__Given request__. Repeat exactly each line of the data provided below.

Begin

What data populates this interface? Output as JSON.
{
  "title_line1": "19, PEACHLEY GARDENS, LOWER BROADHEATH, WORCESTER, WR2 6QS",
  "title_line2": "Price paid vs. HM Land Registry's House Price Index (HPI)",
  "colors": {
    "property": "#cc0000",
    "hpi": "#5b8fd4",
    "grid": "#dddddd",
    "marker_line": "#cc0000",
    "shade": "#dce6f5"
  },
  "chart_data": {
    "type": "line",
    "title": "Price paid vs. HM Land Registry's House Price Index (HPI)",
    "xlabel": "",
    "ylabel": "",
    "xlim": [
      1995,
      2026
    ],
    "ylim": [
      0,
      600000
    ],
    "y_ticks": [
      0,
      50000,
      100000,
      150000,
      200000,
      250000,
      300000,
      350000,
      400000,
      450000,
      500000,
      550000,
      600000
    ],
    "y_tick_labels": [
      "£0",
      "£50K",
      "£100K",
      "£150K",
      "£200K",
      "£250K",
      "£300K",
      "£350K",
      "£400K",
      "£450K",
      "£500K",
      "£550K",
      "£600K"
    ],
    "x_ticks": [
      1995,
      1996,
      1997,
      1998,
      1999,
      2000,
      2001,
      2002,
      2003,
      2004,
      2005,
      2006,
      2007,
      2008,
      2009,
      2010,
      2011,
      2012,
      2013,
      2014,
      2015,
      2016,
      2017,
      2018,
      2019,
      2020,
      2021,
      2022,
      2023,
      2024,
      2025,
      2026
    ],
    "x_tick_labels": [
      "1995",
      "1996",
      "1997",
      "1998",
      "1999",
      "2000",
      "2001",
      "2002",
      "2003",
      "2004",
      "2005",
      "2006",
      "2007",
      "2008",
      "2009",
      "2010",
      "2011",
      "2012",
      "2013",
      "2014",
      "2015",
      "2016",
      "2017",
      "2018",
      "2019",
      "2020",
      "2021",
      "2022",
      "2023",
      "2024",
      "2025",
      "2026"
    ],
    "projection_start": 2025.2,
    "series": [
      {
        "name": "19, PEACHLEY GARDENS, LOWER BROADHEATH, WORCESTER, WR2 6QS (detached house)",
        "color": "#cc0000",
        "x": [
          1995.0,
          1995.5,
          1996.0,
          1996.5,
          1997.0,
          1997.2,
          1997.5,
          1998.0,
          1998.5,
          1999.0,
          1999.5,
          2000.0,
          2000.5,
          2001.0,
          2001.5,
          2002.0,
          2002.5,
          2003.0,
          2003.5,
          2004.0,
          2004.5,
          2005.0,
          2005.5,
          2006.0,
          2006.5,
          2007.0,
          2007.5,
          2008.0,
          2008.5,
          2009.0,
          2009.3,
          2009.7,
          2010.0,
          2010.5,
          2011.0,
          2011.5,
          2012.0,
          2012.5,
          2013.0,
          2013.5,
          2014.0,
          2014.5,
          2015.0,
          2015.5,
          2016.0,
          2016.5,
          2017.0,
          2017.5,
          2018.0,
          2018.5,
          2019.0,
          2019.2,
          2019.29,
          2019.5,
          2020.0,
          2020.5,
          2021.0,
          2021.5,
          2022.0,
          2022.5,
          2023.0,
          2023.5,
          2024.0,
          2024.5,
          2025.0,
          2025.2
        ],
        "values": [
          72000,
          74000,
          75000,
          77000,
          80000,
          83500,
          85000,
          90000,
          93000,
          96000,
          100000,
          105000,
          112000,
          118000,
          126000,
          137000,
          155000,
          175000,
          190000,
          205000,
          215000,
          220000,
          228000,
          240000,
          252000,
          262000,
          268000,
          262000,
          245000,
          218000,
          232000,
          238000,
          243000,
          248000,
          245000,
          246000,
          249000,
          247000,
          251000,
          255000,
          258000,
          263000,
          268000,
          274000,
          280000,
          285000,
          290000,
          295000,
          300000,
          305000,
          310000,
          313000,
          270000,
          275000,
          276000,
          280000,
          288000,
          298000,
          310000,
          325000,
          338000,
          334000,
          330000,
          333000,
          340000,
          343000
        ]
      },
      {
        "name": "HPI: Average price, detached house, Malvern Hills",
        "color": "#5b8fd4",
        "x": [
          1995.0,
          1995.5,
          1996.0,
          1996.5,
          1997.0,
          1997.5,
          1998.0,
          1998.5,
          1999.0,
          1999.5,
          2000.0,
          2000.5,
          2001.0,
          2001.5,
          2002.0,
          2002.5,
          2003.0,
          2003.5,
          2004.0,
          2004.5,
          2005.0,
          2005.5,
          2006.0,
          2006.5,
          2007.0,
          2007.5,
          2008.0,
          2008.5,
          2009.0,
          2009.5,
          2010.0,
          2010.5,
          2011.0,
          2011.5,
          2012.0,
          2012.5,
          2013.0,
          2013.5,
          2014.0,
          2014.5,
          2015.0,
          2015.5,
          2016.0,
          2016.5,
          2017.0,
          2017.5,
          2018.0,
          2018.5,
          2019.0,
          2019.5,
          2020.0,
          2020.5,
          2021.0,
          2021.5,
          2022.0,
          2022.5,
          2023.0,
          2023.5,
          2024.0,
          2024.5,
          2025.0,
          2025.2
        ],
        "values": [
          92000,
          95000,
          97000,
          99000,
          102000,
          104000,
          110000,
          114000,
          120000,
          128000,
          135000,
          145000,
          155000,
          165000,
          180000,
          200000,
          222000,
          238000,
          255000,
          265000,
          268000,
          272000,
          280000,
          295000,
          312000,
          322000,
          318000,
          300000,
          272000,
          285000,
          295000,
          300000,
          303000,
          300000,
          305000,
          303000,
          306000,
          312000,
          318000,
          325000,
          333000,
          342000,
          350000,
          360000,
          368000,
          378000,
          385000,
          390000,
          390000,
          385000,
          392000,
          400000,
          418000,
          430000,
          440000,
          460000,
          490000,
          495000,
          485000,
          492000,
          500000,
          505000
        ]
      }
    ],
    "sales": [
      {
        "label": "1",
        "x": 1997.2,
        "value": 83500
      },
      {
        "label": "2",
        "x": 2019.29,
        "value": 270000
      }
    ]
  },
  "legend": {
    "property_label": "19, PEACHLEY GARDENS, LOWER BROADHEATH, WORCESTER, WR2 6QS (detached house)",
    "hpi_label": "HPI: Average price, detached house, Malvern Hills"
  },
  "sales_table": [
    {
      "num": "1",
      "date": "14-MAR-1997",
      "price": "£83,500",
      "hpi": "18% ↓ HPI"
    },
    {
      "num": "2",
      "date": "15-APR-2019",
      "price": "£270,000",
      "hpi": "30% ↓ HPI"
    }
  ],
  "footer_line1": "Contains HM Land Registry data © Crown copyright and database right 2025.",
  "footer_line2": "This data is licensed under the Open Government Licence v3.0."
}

End

__Expected answer__.
What data populates this interface? Output as JSON.
{
  "title_line1": "19, PEACHLEY GARDENS, LOWER BROADHEATH, WORCESTER, WR2 6QS",
  "title_line2": "Price paid vs. HM Land Registry's House Price Index (HPI)",
  "colors": {
    "property": "#cc0000",
    "hpi": "#5b8fd4",
    "grid": "#dddddd",
    "marker_line": "#cc0000",
    "shade": "#dce6f5"
  },
  "chart_data": {
    "type": "line",
    "title": "Price paid vs. HM Land Registry's House Price Index (HPI)",
    "xlabel": "",
    "ylabel": "",
    "xlim": [
      1995,
      2026
    ],
    "ylim": [
      0,
      600000
    ],
    "y_ticks": [
      0,
      50000,
      100000,
      150000,
      200000,
      250000,
      300000,
      350000,
      400000,
      450000,
      500000,
      550000,
      600000
    ],
    "y_tick_labels": [
      "£0",
      "£50K",
      "£100K",
      "£150K",
      "£200K",
      "£250K",
      "£300K",
      "£350K",
      "£400K",
      "£450K",
      "£500K",
      "£550K",
      "£600K"
    ],
    "x_ticks": [
      1995,
      1996,
      1997,
      1998,
      1999,
      2000,
      2001,
      2002,
      2003,
      2004,
      2005,
      2006,
      2007,
      2008,
      2009,
      2010,
      2011,
      2012,
      2013,
      2014,
      2015,
      2016,
      2017,
      2018,
      2019,
      2020,
      2021,
      2022,
      2023,
      2024,
      2025,
      2026
    ],
    "x_tick_labels": [
      "1995",
      "1996",
      "1997",
      "1998",
      "1999",
      "2000",
      "2001",
      "2002",
      "2003",
      "2004",
      "2005",
      "2006",
      "2007",
      "2008",
      "2009",
      "2010",
      "2011",
      "2012",
      "2013",
      "2014",
      "2015",
      "2016",
      "2017",
      "2018",
      "2019",
      "2020",
      "2021",
      "2022",
      "2023",
      "2024",
      "2025",
      "2026"
    ],
    "projection_start": 2025.2,
    "series": [
      {
        "name": "19, PEACHLEY GARDENS, LOWER BROADHEATH, WORCESTER, WR2 6QS (detached house)",
        "color": "#cc0000",
        "x": [
          1995.0,
          1995.5,
          1996.0,
          1996.5,
          1997.0,
          1997.2,
          1997.5,
          1998.0,
          1998.5,
          1999.0,
          1999.5,
          2000.0,
          2000.5,
          2001.0,
          2001.5,
          2002.0,
          2002.5,
          2003.0,
          2003.5,
          2004.0,
          2004.5,
          2005.0,
          2005.5,
          2006.0,
          2006.5,
          2007.0,
          2007.5,
          2008.0,
          2008.5,
          2009.0,
          2009.3,
          2009.7,
          2010.0,
          2010.5,
          2011.0,
          2011.5,
          2012.0,
          2012.5,
          2013.0,
          2013.5,
          2014.0,
          2014.5,
          2015.0,
          2015.5,
          2016.0,
          2016.5,
          2017.0,
          2017.5,
          2018.0,
          2018.5,
          2019.0,
          2019.2,
          2019.29,
          2019.5,
          2020.0,
          2020.5,
          2021.0,
          2021.5,
          2022.0,
          2022.5,
          2023.0,
          2023.5,
          2024.0,
          2024.5,
          2025.0,
          2025.2
        ],
        "values": [
          72000,
          74000,
          75000,
          77000,
          80000,
          83500,
          85000,
          90000,
          93000,
          96000,
          100000,
          105000,
          112000,
          118000,
          126000,
          137000,
          155000,
          175000,
          190000,
          205000,
          215000,
          220000,
          228000,
          240000,
          252000,
          262000,
          268000,
          262000,
          245000,
          218000,
          232000,
          238000,
          243000,
          248000,
          245000,
          246000,
          249000,
          247000,
          251000,
          255000,
          258000,
          263000,
          268000,
          274000,
          280000,
          285000,
          290000,
          295000,
          300000,
          305000,
          310000,
          313000,
          270000,
          275000,
          276000,
          280000,
          288000,
          298000,
          310000,
          325000,
          338000,
          334000,
          330000,
          333000,
          340000,
          343000
        ]
      },
      {
        "name": "HPI: Average price, detached house, Malvern Hills",
        "color": "#5b8fd4",
        "x": [
          1995.0,
          1995.5,
          1996.0,
          1996.5,
          1997.0,
          1997.5,
          1998.0,
          1998.5,
          1999.0,
          1999.5,
          2000.0,
          2000.5,
          2001.0,
          2001.5,
          2002.0,
          2002.5,
          2003.0,
          2003.5,
          2004.0,
          2004.5,
          2005.0,
          2005.5,
          2006.0,
          2006.5,
          2007.0,
          2007.5,
          2008.0,
          2008.5,
          2009.0,
          2009.5,
          2010.0,
          2010.5,
          2011.0,
          2011.5,
          2012.0,
          2012.5,
          2013.0,
          2013.5,
          2014.0,
          2014.5,
          2015.0,
          2015.5,
          2016.0,
          2016.5,
          2017.0,
          2017.5,
          2018.0,
          2018.5,
          2019.0,
          2019.5,
          2020.0,
          2020.5,
          2021.0,
          2021.5,
          2022.0,
          2022.5,
          2023.0,
          2023.5,
          2024.0,
          2024.5,
          2025.0,
          2025.2
        ],
        "values": [
          92000,
          95000,
          97000,
          99000,
          102000,
          104000,
          110000,
          114000,
          120000,
          128000,
          135000,
          145000,
          155000,
          165000,
          180000,
          200000,
          222000,
          238000,
          255000,
          265000,
          268000,
          272000,
          280000,
          295000,
          312000,
          322000,
          318000,
          300000,
          272000,
          285000,
          295000,
          300000,
          303000,
          300000,
          305000,
          303000,
          306000,
          312000,
          318000,
          325000,
          333000,
          342000,
          350000,
          360000,
          368000,
          378000,
          385000,
          390000,
          390000,
          385000,
          392000,
          400000,
          418000,
          430000,
          440000,
          460000,
          490000,
          495000,
          485000,
          492000,
          500000,
          505000
        ]
      }
    ],
    "sales": [
      {
        "label": "1",
        "x": 1997.2,
        "value": 83500
      },
      {
        "label": "2",
        "x": 2019.29,
        "value": 270000
      }
    ]
  },
  "legend": {
    "property_label": "19, PEACHLEY GARDENS, LOWER BROADHEATH, WORCESTER, WR2 6QS (detached house)",
    "hpi_label": "HPI: Average price, detached house, Malvern Hills"
  },
  "sales_table": [
    {
      "num": "1",
      "date": "14-MAR-1997",
      "price": "£83,500",
      "hpi": "18% ↓ HPI"
    },
    {
      "num": "2",
      "date": "15-APR-2019",
      "price": "£270,000",
      "hpi": "30% ↓ HPI"
    }
  ],
  "footer_line1": "Contains HM Land Registry data © Crown copyright and database right 2025.",
  "footer_line2": "This data is licensed under the Open Government Licence v3.0."
}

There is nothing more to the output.